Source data
----

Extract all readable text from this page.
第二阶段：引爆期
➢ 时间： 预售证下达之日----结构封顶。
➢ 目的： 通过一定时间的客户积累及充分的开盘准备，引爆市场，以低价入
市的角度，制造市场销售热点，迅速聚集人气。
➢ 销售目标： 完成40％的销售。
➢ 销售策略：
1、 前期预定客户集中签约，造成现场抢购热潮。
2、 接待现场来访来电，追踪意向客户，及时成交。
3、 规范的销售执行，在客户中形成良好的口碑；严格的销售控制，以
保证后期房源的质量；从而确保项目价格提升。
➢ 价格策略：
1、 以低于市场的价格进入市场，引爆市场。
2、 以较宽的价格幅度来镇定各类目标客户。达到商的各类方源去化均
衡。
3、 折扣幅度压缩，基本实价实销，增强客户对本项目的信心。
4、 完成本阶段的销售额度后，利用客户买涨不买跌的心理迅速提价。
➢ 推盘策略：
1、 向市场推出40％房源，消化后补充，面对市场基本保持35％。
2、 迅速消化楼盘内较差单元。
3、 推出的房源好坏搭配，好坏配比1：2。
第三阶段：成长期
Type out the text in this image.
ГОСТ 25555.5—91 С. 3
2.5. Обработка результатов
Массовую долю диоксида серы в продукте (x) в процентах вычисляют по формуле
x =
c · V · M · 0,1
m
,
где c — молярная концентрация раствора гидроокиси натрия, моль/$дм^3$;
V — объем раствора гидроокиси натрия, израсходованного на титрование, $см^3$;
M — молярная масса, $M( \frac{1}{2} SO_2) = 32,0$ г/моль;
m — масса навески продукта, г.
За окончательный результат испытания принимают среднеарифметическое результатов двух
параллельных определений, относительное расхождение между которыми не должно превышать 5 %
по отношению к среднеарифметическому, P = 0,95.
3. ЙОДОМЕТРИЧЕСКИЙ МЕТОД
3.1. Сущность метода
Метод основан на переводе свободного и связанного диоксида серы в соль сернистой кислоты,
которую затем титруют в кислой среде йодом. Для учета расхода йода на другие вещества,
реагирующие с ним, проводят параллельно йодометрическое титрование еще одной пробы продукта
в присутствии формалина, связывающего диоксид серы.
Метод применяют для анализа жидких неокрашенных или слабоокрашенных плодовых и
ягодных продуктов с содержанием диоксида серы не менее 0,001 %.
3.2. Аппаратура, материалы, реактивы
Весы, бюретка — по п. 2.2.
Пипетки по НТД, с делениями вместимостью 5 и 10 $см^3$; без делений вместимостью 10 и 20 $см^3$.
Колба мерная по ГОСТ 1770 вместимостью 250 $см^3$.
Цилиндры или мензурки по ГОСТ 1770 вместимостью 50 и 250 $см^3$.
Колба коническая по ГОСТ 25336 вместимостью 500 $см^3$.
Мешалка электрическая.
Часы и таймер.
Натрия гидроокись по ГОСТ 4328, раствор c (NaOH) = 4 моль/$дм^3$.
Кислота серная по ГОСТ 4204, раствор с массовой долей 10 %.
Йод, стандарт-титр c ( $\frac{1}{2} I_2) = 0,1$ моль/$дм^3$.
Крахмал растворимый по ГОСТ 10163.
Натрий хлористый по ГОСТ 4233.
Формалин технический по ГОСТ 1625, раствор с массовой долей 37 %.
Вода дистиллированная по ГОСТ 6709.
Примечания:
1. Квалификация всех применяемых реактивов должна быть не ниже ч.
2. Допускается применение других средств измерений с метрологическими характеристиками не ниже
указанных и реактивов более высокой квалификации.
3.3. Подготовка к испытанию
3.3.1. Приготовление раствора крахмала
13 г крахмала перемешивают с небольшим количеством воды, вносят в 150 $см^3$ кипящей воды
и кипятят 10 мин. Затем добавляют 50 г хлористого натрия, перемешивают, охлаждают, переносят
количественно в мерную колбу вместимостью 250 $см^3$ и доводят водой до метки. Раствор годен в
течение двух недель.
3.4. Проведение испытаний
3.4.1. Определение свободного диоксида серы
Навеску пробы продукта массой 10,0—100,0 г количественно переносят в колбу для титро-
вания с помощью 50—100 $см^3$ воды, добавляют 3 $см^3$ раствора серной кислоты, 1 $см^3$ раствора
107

----

TASK TO CARRY OUT: Return the listing above in its exact form.

TASK OUTPUT:
Extract all readable text from this page.
第二阶段：引爆期
➢ 时间： 预售证下达之日----结构封顶。
➢ 目的： 通过一定时间的客户积累及充分的开盘准备，引爆市场，以低价入
市的角度，制造市场销售热点，迅速聚集人气。
➢ 销售目标： 完成40％的销售。
➢ 销售策略：
1、 前期预定客户集中签约，造成现场抢购热潮。
2、 接待现场来访来电，追踪意向客户，及时成交。
3、 规范的销售执行，在客户中形成良好的口碑；严格的销售控制，以
保证后期房源的质量；从而确保项目价格提升。
➢ 价格策略：
1、 以低于市场的价格进入市场，引爆市场。
2、 以较宽的价格幅度来镇定各类目标客户。达到商的各类方源去化均
衡。
3、 折扣幅度压缩，基本实价实销，增强客户对本项目的信心。
4、 完成本阶段的销售额度后，利用客户买涨不买跌的心理迅速提价。
➢ 推盘策略：
1、 向市场推出40％房源，消化后补充，面对市场基本保持35％。
2、 迅速消化楼盘内较差单元。
3、 推出的房源好坏搭配，好坏配比1：2。
第三阶段：成长期
Type out the text in this image.
ГОСТ 25555.5—91 С. 3
2.5. Обработка результатов
Массовую долю диоксида серы в продукте (x) в процентах вычисляют по формуле
x =
c · V · M · 0,1
m
,
где c — молярная концентрация раствора гидроокиси натрия, моль/$дм^3$;
V — объем раствора гидроокиси натрия, израсходованного на титрование, $см^3$;
M — молярная масса, $M( \frac{1}{2} SO_2) = 32,0$ г/моль;
m — масса навески продукта, г.
За окончательный результат испытания принимают среднеарифметическое результатов двух
параллельных определений, относительное расхождение между которыми не должно превышать 5 %
по отношению к среднеарифметическому, P = 0,95.
3. ЙОДОМЕТРИЧЕСКИЙ МЕТОД
3.1. Сущность метода
Метод основан на переводе свободного и связанного диоксида серы в соль сернистой кислоты,
которую затем титруют в кислой среде йодом. Для учета расхода йода на другие вещества,
реагирующие с ним, проводят параллельно йодометрическое титрование еще одной пробы продукта
в присутствии формалина, связывающего диоксид серы.
Метод применяют для анализа жидких неокрашенных или слабоокрашенных плодовых и
ягодных продуктов с содержанием диоксида серы не менее 0,001 %.
3.2. Аппаратура, материалы, реактивы
Весы, бюретка — по п. 2.2.
Пипетки по НТД, с делениями вместимостью 5 и 10 $см^3$; без делений вместимостью 10 и 20 $см^3$.
Колба мерная по ГОСТ 1770 вместимостью 250 $см^3$.
Цилиндры или мензурки по ГОСТ 1770 вместимостью 50 и 250 $см^3$.
Колба коническая по ГОСТ 25336 вместимостью 500 $см^3$.
Мешалка электрическая.
Часы и таймер.
Натрия гидроокись по ГОСТ 4328, раствор c (NaOH) = 4 моль/$дм^3$.
Кислота серная по ГОСТ 4204, раствор с массовой долей 10 %.
Йод, стандарт-титр c ( $\frac{1}{2} I_2) = 0,1$ моль/$дм^3$.
Крахмал растворимый по ГОСТ 10163.
Натрий хлористый по ГОСТ 4233.
Формалин технический по ГОСТ 1625, раствор с массовой долей 37 %.
Вода дистиллированная по ГОСТ 6709.
Примечания:
1. Квалификация всех применяемых реактивов должна быть не ниже ч.
2. Допускается применение других средств измерений с метрологическими характеристиками не ниже
указанных и реактивов более высокой квалификации.
3.3. Подготовка к испытанию
3.3.1. Приготовление раствора крахмала
13 г крахмала перемешивают с небольшим количеством воды, вносят в 150 $см^3$ кипящей воды
и кипятят 10 мин. Затем добавляют 50 г хлористого натрия, перемешивают, охлаждают, переносят
количественно в мерную колбу вместимостью 250 $см^3$ и доводят водой до метки. Раствор годен в
течение двух недель.
3.4. Проведение испытаний
3.4.1. Определение свободного диоксида серы
Навеску пробы продукта массой 10,0—100,0 г количественно переносят в колбу для титро-
вания с помощью 50—100 $см^3$ воды, добавляют 3 $см^3$ раствора серной кислоты, 1 $см^3$ раствора
107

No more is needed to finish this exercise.